• [Stated problem] Print out each record below, unaltered and complete, without its images.

Some records
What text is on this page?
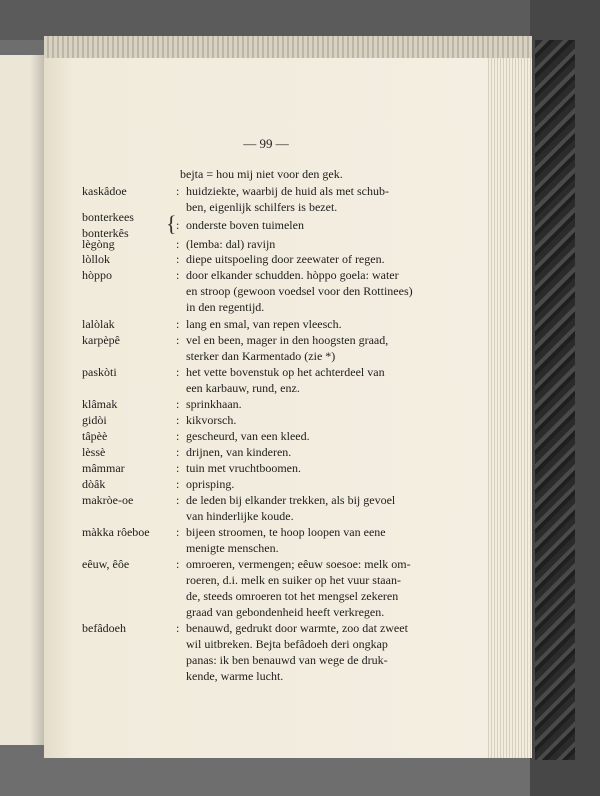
— 99 —
bejta = hou mij niet voor den gek.
kaskâdoe	: huidziekte, waarbij de huid als met schub-
ben, eigenlijk schilfers is bezet.
bonterkees
bonterkês { : onderste boven tuimelen
lègòng	: (lemba: dal) ravijn
lòllok	: diepe uitspoeling door zeewater of regen.
hòppo	: door elkander schudden. hòppo goela: water
en stroop (gewoon voedsel voor den Rottinees)
in den regentijd.
lalòlak	: lang en smal, van repen vleesch.
karpèpê	: vel en been, mager in den hoogsten graad,
sterker dan Karmentado (zie *)
paskòti	: het vette bovenstuk op het achterdeel van
een karbauw, rund, enz.
klâmak	: sprinkhaan.
gidòi	: kikvorsch.
tâpèè	: gescheurd, van een kleed.
lèssè	: drijnen, van kinderen.
mâmmar	: tuin met vruchtboomen.
dòâk	: oprisping.
makròe-oe	: de leden bij elkander trekken, als bij gevoel
van hinderlijke koude.
màkka rôeboe	: bijeen stroomen, te hoop loopen van eene
menigte menschen.
eêuw, êôe	: omroeren, vermengen; eêuw soesoe: melk om-
roeren, d.i. melk en suiker op het vuur staan-
de, steeds omroeren tot het mengsel zekeren
graad van gebondenheid heeft verkregen.
befâdoeh	: benauwd, gedrukt door warmte, zoo dat zweet
wil uitbreken. Bejta befâdoeh deri ongkap
panas: ik ben benauwd van wege de druk-
kende, warme lucht.
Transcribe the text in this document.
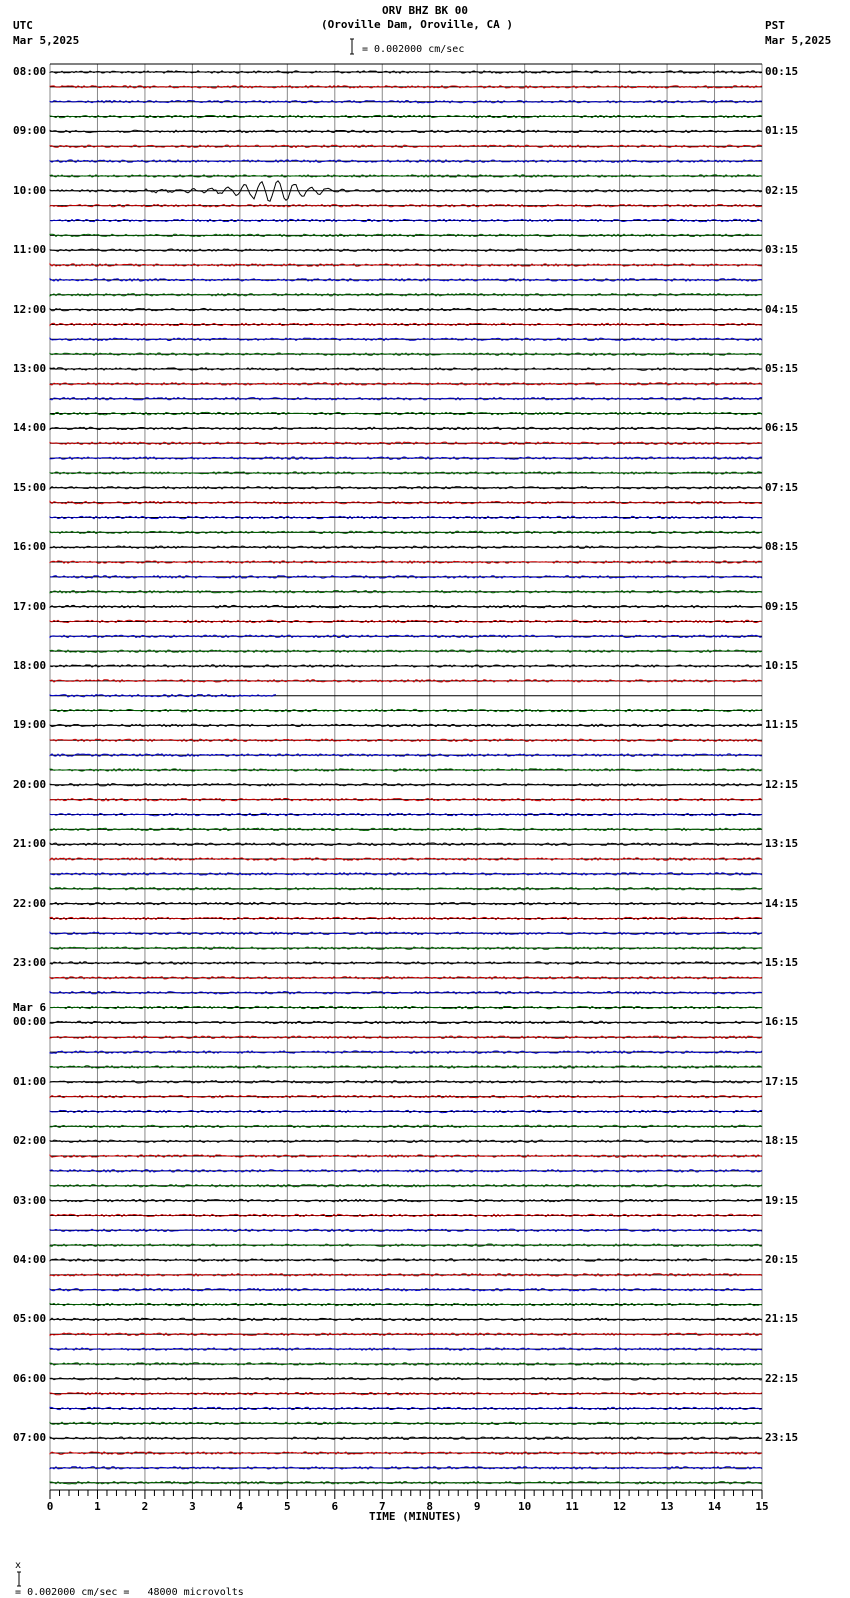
ORV BHZ BK 00
(Oroville Dam, Oroville, CA )
UTC
Mar 5,2025
PST
Mar 5,2025
= 0.002000 cm/sec
08:00
09:00
10:00
11:00
12:00
13:00
14:00
15:00
16:00
17:00
18:00
19:00
20:00
21:00
22:00
23:00
00:00
Mar 6
01:00
02:00
03:00
04:00
05:00
06:00
07:00
00:15
01:15
02:15
03:15
04:15
05:15
06:15
07:15
08:15
09:15
10:15
11:15
12:15
13:15
14:15
15:15
16:15
17:15
18:15
19:15
20:15
21:15
22:15
23:15
0	1	2	3	4	5	6	7	8	9	10	11	12	13	14	15
TIME (MINUTES)

x

= 0.002000 cm/sec =   48000 microvolts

• [Worked solution]
What text is on this page?
— 99 —
bejta = hou mij niet voor den gek.
kaskâdoe	: huidziekte, waarbij de huid als met schub-
ben, eigenlijk schilfers is bezet.
bonterkees
bonterkês { : onderste boven tuimelen
lègòng	: (lemba: dal) ravijn
lòllok	: diepe uitspoeling door zeewater of regen.
hòppo	: door elkander schudden. hòppo goela: water
en stroop (gewoon voedsel voor den Rottinees)
in den regentijd.
lalòlak	: lang en smal, van repen vleesch.
karpèpê	: vel en been, mager in den hoogsten graad,
sterker dan Karmentado (zie *)
paskòti	: het vette bovenstuk op het achterdeel van
een karbauw, rund, enz.
klâmak	: sprinkhaan.
gidòi	: kikvorsch.
tâpèè	: gescheurd, van een kleed.
lèssè	: drijnen, van kinderen.
mâmmar	: tuin met vruchtboomen.
dòâk	: oprisping.
makròe-oe	: de leden bij elkander trekken, als bij gevoel
van hinderlijke koude.
màkka rôeboe	: bijeen stroomen, te hoop loopen van eene
menigte menschen.
eêuw, êôe	: omroeren, vermengen; eêuw soesoe: melk om-
roeren, d.i. melk en suiker op het vuur staan-
de, steeds omroeren tot het mengsel zekeren
graad van gebondenheid heeft verkregen.
befâdoeh	: benauwd, gedrukt door warmte, zoo dat zweet
wil uitbreken. Bejta befâdoeh deri ongkap
panas: ik ben benauwd van wege de druk-
kende, warme lucht.
Transcribe the text in this document.
ORV BHZ BK 00
(Oroville Dam, Oroville, CA )
UTC
Mar 5,2025
PST
Mar 5,2025
= 0.002000 cm/sec
08:00
09:00
10:00
11:00
12:00
13:00
14:00
15:00
16:00
17:00
18:00
19:00
20:00
21:00
22:00
23:00
00:00
Mar 6
01:00
02:00
03:00
04:00
05:00
06:00
07:00
00:15
01:15
02:15
03:15
04:15
05:15
06:15
07:15
08:15
09:15
10:15
11:15
12:15
13:15
14:15
15:15
16:15
17:15
18:15
19:15
20:15
21:15
22:15
23:15
0	1	2	3	4	5	6	7	8	9	10	11	12	13	14	15
TIME (MINUTES)

x

= 0.002000 cm/sec =   48000 microvolts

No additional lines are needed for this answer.